YOUR TASK ▸ Single out the lines that include the word "people". Copy them.

RECORDS FOR THE TASK ▸
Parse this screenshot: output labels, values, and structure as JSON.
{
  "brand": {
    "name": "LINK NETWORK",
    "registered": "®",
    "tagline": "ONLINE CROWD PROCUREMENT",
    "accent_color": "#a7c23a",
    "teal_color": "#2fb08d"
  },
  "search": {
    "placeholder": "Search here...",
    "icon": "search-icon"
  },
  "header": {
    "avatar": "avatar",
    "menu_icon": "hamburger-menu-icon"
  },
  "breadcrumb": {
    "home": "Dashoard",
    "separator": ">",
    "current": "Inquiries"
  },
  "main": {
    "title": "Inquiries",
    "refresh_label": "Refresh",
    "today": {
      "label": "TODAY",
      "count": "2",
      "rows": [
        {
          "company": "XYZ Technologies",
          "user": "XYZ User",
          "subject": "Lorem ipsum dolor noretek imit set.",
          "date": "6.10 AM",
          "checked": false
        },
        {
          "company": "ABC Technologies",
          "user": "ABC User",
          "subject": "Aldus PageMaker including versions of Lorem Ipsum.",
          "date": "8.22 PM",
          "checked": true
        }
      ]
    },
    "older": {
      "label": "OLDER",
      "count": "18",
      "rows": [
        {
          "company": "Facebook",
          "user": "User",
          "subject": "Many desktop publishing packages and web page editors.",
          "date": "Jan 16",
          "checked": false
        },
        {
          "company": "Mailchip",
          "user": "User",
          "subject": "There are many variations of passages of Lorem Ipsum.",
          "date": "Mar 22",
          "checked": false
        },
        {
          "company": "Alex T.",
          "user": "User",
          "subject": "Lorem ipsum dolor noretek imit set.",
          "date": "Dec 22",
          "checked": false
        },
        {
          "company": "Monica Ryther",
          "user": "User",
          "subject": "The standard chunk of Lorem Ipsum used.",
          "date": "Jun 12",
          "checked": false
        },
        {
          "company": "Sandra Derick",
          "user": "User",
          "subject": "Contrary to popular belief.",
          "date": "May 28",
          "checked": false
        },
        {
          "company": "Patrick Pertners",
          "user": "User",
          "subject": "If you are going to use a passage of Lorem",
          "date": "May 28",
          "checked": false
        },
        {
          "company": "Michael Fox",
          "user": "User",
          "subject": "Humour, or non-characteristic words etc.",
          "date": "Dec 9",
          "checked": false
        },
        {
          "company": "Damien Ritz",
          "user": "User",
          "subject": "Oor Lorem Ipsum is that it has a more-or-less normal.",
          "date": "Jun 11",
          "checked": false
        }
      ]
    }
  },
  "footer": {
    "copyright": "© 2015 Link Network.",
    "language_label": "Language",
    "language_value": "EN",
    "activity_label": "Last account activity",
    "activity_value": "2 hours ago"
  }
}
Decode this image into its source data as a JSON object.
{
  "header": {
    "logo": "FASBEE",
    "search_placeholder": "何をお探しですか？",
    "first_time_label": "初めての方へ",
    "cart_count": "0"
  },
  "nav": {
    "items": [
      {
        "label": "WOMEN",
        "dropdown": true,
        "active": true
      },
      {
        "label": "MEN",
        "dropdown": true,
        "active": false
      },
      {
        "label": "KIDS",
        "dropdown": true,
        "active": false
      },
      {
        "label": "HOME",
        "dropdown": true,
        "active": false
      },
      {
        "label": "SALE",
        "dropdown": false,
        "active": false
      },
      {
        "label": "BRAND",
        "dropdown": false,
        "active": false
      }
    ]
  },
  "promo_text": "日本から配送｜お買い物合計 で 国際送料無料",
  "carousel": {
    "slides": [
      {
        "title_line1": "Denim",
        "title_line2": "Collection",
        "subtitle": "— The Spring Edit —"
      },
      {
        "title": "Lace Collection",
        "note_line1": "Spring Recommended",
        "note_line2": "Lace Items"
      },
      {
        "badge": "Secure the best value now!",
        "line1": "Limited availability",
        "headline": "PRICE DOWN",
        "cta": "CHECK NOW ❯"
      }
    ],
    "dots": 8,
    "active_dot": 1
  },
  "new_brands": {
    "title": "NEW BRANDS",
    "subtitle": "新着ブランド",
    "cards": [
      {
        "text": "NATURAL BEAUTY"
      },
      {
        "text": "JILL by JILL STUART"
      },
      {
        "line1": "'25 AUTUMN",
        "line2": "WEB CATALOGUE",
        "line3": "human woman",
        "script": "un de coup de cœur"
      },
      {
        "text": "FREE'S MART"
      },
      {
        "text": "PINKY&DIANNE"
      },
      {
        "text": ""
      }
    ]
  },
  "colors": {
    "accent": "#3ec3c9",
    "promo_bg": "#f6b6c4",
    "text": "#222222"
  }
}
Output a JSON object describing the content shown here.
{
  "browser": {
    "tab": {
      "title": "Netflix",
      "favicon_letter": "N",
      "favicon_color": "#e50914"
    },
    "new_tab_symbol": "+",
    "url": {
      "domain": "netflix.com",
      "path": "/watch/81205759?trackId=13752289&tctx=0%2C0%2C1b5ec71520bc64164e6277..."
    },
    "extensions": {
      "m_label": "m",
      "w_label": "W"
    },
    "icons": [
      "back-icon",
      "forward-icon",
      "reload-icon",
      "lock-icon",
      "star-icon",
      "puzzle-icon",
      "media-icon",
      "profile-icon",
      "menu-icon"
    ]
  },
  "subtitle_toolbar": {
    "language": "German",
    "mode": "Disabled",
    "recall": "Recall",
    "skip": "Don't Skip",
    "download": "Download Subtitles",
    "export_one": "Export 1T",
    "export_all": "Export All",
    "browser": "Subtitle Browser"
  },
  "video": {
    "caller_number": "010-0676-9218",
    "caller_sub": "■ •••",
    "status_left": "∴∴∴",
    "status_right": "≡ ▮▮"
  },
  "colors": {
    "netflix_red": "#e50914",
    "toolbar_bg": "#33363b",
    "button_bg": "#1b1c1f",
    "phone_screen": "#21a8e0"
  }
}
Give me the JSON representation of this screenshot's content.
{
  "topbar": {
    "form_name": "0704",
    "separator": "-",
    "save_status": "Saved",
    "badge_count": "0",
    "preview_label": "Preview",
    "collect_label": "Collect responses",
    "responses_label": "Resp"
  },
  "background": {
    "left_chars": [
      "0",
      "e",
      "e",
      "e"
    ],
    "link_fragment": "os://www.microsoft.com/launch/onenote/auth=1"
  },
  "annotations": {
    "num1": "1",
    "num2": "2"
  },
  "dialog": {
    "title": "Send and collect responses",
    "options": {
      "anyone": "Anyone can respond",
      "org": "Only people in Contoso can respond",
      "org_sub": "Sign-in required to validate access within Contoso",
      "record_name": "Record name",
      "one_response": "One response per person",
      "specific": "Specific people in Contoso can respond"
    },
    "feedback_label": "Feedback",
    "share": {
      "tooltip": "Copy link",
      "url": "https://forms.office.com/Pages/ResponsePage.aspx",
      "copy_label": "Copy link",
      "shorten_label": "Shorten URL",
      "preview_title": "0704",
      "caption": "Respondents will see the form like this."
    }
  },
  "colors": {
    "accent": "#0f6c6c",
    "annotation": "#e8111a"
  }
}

RESULT OF THE TASK ▸
      "org": "Only people in Contoso can respond",
      "specific": "Specific people in Contoso can respond"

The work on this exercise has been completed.